(Stored data)
• • • • •
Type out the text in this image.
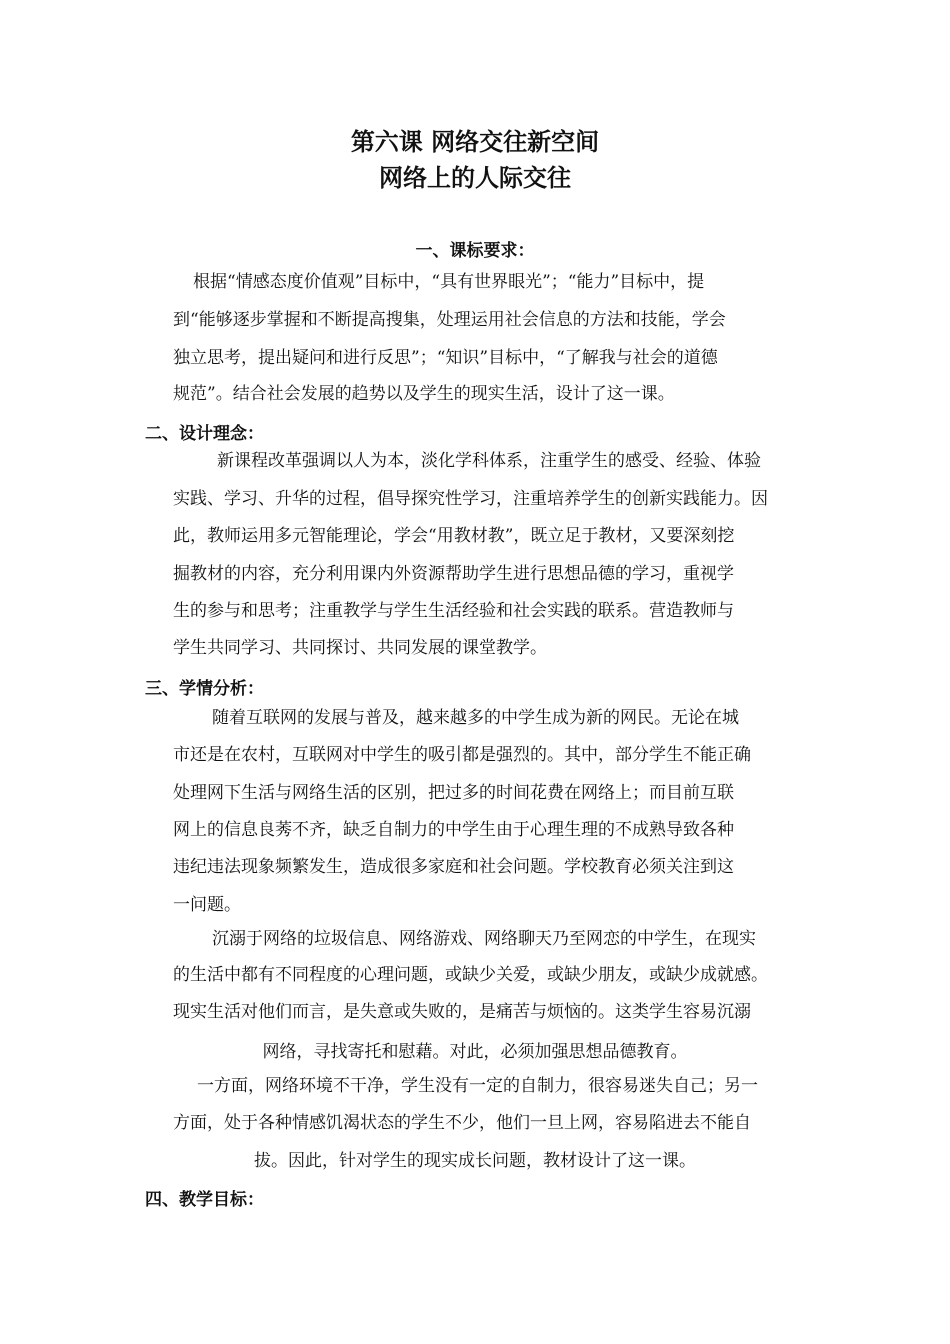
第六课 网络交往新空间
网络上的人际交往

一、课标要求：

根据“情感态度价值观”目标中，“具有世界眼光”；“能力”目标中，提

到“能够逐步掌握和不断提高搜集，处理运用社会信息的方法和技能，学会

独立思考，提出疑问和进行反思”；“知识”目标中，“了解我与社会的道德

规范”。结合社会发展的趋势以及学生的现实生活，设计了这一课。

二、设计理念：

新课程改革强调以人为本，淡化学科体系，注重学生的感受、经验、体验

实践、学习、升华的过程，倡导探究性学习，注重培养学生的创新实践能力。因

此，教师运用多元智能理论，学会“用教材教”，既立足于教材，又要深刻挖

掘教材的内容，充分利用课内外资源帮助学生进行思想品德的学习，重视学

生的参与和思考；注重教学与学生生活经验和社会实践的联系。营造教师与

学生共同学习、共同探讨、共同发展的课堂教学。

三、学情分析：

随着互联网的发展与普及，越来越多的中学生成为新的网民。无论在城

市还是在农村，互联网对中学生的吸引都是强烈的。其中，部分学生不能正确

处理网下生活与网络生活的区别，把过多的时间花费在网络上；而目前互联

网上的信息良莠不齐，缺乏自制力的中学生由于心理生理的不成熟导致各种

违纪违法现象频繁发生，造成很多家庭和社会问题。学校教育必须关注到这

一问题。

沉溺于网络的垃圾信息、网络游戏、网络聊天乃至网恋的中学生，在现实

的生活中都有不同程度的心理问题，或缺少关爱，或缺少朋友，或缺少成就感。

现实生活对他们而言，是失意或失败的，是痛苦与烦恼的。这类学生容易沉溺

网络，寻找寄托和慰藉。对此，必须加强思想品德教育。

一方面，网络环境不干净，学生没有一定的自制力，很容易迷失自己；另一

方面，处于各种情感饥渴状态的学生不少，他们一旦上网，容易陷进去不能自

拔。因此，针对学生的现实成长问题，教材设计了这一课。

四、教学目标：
• • • • •
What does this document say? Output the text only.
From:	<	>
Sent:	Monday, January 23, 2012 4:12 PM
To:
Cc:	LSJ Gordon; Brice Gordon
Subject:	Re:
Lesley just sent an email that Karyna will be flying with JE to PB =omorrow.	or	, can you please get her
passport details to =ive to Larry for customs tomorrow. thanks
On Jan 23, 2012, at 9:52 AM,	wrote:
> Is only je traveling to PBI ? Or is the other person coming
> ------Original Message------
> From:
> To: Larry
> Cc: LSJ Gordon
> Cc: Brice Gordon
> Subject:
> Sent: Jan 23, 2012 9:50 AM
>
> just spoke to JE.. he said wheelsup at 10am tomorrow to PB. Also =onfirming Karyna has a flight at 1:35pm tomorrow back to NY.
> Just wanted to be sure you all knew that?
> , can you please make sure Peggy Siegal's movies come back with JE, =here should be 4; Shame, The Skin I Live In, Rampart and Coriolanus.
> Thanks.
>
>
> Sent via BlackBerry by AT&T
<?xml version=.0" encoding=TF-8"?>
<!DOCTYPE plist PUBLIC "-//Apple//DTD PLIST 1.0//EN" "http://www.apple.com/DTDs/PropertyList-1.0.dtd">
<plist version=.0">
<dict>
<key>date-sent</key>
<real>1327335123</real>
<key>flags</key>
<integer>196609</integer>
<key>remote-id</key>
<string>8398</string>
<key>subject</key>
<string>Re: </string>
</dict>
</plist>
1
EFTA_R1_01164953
• • • • •
-- Goal --
Collect the lines of the records that include the string "version".

-- Exercise result --
<?xml version=.0" encoding=TF-8"?>
<plist version=.0">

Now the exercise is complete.